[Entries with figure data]
- - -

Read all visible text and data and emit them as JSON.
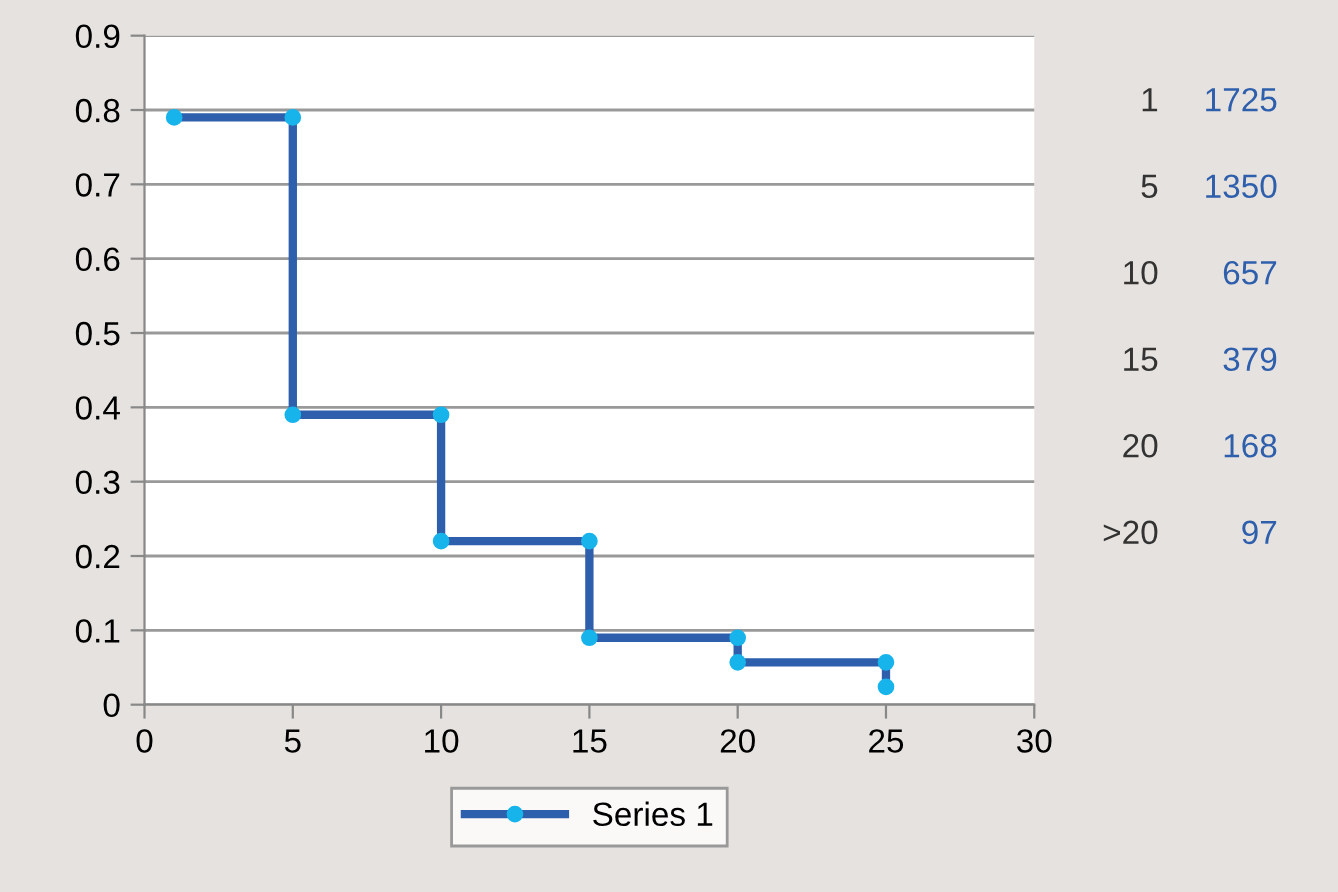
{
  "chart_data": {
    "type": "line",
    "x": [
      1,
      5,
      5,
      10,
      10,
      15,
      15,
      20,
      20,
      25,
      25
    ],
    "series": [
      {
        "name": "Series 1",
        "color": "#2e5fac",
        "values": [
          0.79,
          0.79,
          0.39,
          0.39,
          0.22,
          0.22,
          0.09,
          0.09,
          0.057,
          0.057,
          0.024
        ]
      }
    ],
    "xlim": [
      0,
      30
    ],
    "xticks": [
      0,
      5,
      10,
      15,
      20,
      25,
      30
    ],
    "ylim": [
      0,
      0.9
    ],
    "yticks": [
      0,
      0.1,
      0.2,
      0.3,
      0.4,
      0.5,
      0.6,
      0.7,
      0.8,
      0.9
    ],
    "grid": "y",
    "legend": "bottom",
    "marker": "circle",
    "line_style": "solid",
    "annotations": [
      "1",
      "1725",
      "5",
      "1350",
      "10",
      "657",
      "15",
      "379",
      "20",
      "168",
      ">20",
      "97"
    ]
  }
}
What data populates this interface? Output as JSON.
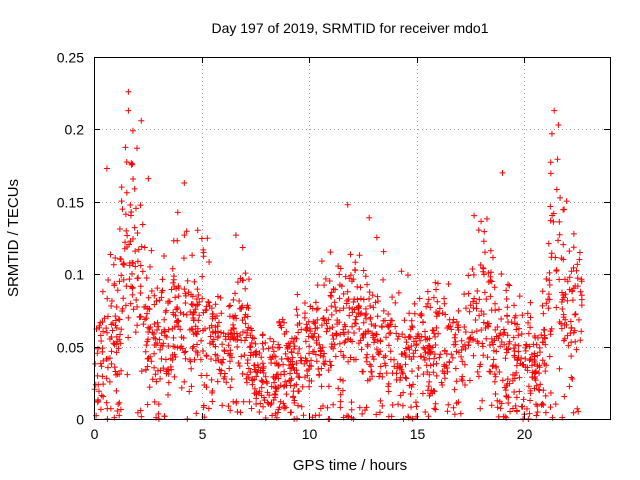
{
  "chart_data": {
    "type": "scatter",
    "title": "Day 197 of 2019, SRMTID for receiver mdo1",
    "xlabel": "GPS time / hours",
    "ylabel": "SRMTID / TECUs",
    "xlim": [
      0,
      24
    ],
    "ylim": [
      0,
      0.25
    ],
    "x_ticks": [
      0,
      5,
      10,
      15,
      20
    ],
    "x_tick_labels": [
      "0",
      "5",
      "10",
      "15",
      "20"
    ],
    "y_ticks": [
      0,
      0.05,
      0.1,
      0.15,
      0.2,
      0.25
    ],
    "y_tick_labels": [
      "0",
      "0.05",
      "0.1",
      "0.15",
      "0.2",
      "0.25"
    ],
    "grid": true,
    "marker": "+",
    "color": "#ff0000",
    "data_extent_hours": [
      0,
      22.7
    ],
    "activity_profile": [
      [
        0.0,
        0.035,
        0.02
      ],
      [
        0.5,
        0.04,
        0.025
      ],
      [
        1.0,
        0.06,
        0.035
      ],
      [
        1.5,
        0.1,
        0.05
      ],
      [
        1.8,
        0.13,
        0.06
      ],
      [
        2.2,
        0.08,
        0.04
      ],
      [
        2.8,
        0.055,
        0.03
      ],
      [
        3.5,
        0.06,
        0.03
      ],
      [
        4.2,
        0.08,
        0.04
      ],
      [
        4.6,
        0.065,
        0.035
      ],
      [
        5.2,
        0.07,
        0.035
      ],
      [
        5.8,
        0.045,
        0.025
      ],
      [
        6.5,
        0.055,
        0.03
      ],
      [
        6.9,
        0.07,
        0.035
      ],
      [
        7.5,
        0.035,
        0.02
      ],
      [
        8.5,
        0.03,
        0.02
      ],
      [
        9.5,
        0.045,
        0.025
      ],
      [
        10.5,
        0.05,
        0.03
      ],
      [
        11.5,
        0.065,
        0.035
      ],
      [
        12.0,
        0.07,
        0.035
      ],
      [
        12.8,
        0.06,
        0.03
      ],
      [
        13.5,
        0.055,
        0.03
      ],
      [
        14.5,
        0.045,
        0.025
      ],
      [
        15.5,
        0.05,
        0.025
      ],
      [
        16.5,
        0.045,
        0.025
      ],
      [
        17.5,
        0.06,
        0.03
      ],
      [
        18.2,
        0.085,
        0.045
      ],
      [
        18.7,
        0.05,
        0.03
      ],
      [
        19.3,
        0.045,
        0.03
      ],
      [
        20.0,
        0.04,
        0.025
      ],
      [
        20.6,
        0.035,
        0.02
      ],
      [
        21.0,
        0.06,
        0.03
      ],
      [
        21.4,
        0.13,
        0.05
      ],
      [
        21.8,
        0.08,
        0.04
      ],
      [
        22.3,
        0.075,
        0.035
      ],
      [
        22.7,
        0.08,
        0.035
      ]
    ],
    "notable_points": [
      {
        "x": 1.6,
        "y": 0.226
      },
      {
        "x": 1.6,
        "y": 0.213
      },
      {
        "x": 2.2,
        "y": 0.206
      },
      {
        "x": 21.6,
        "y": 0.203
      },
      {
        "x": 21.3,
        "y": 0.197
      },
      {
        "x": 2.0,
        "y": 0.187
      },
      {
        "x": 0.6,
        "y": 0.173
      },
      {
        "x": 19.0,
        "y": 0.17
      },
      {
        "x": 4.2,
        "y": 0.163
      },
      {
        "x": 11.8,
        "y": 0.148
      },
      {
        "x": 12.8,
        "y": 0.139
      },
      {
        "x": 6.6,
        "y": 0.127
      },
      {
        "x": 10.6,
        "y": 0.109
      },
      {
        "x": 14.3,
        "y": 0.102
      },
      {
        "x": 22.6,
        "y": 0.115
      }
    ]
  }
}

- - -

• WHAT THE TASK ASKS: Return the listing above unchanged, apart from dropping its pictures.

• RESPONSE:
Read all visible text and data and emit them as JSON.
{
  "chart_data": {
    "type": "line",
    "x": [
      1,
      5,
      5,
      10,
      10,
      15,
      15,
      20,
      20,
      25,
      25
    ],
    "series": [
      {
        "name": "Series 1",
        "color": "#2e5fac",
        "values": [
          0.79,
          0.79,
          0.39,
          0.39,
          0.22,
          0.22,
          0.09,
          0.09,
          0.057,
          0.057,
          0.024
        ]
      }
    ],
    "xlim": [
      0,
      30
    ],
    "xticks": [
      0,
      5,
      10,
      15,
      20,
      25,
      30
    ],
    "ylim": [
      0,
      0.9
    ],
    "yticks": [
      0,
      0.1,
      0.2,
      0.3,
      0.4,
      0.5,
      0.6,
      0.7,
      0.8,
      0.9
    ],
    "grid": "y",
    "legend": "bottom",
    "marker": "circle",
    "line_style": "solid",
    "annotations": [
      "1",
      "1725",
      "5",
      "1350",
      "10",
      "657",
      "15",
      "379",
      "20",
      "168",
      ">20",
      "97"
    ]
  }
}
What data populates this interface? Output as JSON.
{
  "chart_data": {
    "type": "scatter",
    "title": "Day 197 of 2019, SRMTID for receiver mdo1",
    "xlabel": "GPS time / hours",
    "ylabel": "SRMTID / TECUs",
    "xlim": [
      0,
      24
    ],
    "ylim": [
      0,
      0.25
    ],
    "x_ticks": [
      0,
      5,
      10,
      15,
      20
    ],
    "x_tick_labels": [
      "0",
      "5",
      "10",
      "15",
      "20"
    ],
    "y_ticks": [
      0,
      0.05,
      0.1,
      0.15,
      0.2,
      0.25
    ],
    "y_tick_labels": [
      "0",
      "0.05",
      "0.1",
      "0.15",
      "0.2",
      "0.25"
    ],
    "grid": true,
    "marker": "+",
    "color": "#ff0000",
    "data_extent_hours": [
      0,
      22.7
    ],
    "activity_profile": [
      [
        0.0,
        0.035,
        0.02
      ],
      [
        0.5,
        0.04,
        0.025
      ],
      [
        1.0,
        0.06,
        0.035
      ],
      [
        1.5,
        0.1,
        0.05
      ],
      [
        1.8,
        0.13,
        0.06
      ],
      [
        2.2,
        0.08,
        0.04
      ],
      [
        2.8,
        0.055,
        0.03
      ],
      [
        3.5,
        0.06,
        0.03
      ],
      [
        4.2,
        0.08,
        0.04
      ],
      [
        4.6,
        0.065,
        0.035
      ],
      [
        5.2,
        0.07,
        0.035
      ],
      [
        5.8,
        0.045,
        0.025
      ],
      [
        6.5,
        0.055,
        0.03
      ],
      [
        6.9,
        0.07,
        0.035
      ],
      [
        7.5,
        0.035,
        0.02
      ],
      [
        8.5,
        0.03,
        0.02
      ],
      [
        9.5,
        0.045,
        0.025
      ],
      [
        10.5,
        0.05,
        0.03
      ],
      [
        11.5,
        0.065,
        0.035
      ],
      [
        12.0,
        0.07,
        0.035
      ],
      [
        12.8,
        0.06,
        0.03
      ],
      [
        13.5,
        0.055,
        0.03
      ],
      [
        14.5,
        0.045,
        0.025
      ],
      [
        15.5,
        0.05,
        0.025
      ],
      [
        16.5,
        0.045,
        0.025
      ],
      [
        17.5,
        0.06,
        0.03
      ],
      [
        18.2,
        0.085,
        0.045
      ],
      [
        18.7,
        0.05,
        0.03
      ],
      [
        19.3,
        0.045,
        0.03
      ],
      [
        20.0,
        0.04,
        0.025
      ],
      [
        20.6,
        0.035,
        0.02
      ],
      [
        21.0,
        0.06,
        0.03
      ],
      [
        21.4,
        0.13,
        0.05
      ],
      [
        21.8,
        0.08,
        0.04
      ],
      [
        22.3,
        0.075,
        0.035
      ],
      [
        22.7,
        0.08,
        0.035
      ]
    ],
    "notable_points": [
      {
        "x": 1.6,
        "y": 0.226
      },
      {
        "x": 1.6,
        "y": 0.213
      },
      {
        "x": 2.2,
        "y": 0.206
      },
      {
        "x": 21.6,
        "y": 0.203
      },
      {
        "x": 21.3,
        "y": 0.197
      },
      {
        "x": 2.0,
        "y": 0.187
      },
      {
        "x": 0.6,
        "y": 0.173
      },
      {
        "x": 19.0,
        "y": 0.17
      },
      {
        "x": 4.2,
        "y": 0.163
      },
      {
        "x": 11.8,
        "y": 0.148
      },
      {
        "x": 12.8,
        "y": 0.139
      },
      {
        "x": 6.6,
        "y": 0.127
      },
      {
        "x": 10.6,
        "y": 0.109
      },
      {
        "x": 14.3,
        "y": 0.102
      },
      {
        "x": 22.6,
        "y": 0.115
      }
    ]
  }
}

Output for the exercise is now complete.